# EXTRACTED MATERIAL
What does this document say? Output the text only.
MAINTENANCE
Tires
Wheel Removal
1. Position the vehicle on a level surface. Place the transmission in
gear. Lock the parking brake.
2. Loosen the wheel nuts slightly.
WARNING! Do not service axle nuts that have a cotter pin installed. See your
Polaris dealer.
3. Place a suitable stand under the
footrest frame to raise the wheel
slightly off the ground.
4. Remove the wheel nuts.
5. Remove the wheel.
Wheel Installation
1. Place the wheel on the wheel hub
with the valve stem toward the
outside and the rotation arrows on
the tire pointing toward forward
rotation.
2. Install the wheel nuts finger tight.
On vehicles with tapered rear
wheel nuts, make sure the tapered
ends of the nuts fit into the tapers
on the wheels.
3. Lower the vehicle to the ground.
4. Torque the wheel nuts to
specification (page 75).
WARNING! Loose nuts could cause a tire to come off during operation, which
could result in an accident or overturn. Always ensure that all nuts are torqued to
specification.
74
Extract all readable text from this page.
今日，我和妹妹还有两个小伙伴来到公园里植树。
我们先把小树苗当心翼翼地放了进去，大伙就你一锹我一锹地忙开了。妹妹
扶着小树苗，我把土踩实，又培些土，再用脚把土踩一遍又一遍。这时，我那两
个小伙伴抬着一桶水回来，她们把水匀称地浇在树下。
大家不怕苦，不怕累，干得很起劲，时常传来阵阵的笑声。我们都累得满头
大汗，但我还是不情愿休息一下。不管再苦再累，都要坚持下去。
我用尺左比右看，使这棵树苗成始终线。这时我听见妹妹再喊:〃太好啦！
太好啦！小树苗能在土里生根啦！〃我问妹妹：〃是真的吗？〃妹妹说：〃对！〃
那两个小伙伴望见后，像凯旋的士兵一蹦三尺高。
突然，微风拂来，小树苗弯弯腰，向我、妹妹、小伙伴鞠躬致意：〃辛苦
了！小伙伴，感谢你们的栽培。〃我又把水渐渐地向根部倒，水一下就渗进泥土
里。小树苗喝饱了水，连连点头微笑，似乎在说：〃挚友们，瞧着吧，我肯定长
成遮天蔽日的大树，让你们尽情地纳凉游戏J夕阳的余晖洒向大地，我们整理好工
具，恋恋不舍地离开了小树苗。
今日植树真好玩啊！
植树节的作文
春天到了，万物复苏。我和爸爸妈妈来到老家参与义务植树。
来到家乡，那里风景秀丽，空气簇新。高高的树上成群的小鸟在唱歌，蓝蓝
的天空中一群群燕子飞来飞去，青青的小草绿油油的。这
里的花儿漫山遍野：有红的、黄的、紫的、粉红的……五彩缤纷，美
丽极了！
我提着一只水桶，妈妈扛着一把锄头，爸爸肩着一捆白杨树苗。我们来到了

# BRIEF
Recopy the whole listing exactly.

# SOLVED EXERCISE
What does this document say? Output the text only.
MAINTENANCE
Tires
Wheel Removal
1. Position the vehicle on a level surface. Place the transmission in
gear. Lock the parking brake.
2. Loosen the wheel nuts slightly.
WARNING! Do not service axle nuts that have a cotter pin installed. See your
Polaris dealer.
3. Place a suitable stand under the
footrest frame to raise the wheel
slightly off the ground.
4. Remove the wheel nuts.
5. Remove the wheel.
Wheel Installation
1. Place the wheel on the wheel hub
with the valve stem toward the
outside and the rotation arrows on
the tire pointing toward forward
rotation.
2. Install the wheel nuts finger tight.
On vehicles with tapered rear
wheel nuts, make sure the tapered
ends of the nuts fit into the tapers
on the wheels.
3. Lower the vehicle to the ground.
4. Torque the wheel nuts to
specification (page 75).
WARNING! Loose nuts could cause a tire to come off during operation, which
could result in an accident or overturn. Always ensure that all nuts are torqued to
specification.
74
Extract all readable text from this page.
今日，我和妹妹还有两个小伙伴来到公园里植树。
我们先把小树苗当心翼翼地放了进去，大伙就你一锹我一锹地忙开了。妹妹
扶着小树苗，我把土踩实，又培些土，再用脚把土踩一遍又一遍。这时，我那两
个小伙伴抬着一桶水回来，她们把水匀称地浇在树下。
大家不怕苦，不怕累，干得很起劲，时常传来阵阵的笑声。我们都累得满头
大汗，但我还是不情愿休息一下。不管再苦再累，都要坚持下去。
我用尺左比右看，使这棵树苗成始终线。这时我听见妹妹再喊:〃太好啦！
太好啦！小树苗能在土里生根啦！〃我问妹妹：〃是真的吗？〃妹妹说：〃对！〃
那两个小伙伴望见后，像凯旋的士兵一蹦三尺高。
突然，微风拂来，小树苗弯弯腰，向我、妹妹、小伙伴鞠躬致意：〃辛苦
了！小伙伴，感谢你们的栽培。〃我又把水渐渐地向根部倒，水一下就渗进泥土
里。小树苗喝饱了水，连连点头微笑，似乎在说：〃挚友们，瞧着吧，我肯定长
成遮天蔽日的大树，让你们尽情地纳凉游戏J夕阳的余晖洒向大地，我们整理好工
具，恋恋不舍地离开了小树苗。
今日植树真好玩啊！
植树节的作文
春天到了，万物复苏。我和爸爸妈妈来到老家参与义务植树。
来到家乡，那里风景秀丽，空气簇新。高高的树上成群的小鸟在唱歌，蓝蓝
的天空中一群群燕子飞来飞去，青青的小草绿油油的。这
里的花儿漫山遍野：有红的、黄的、紫的、粉红的……五彩缤纷，美
丽极了！
我提着一只水桶，妈妈扛着一把锄头，爸爸肩着一捆白杨树苗。我们来到了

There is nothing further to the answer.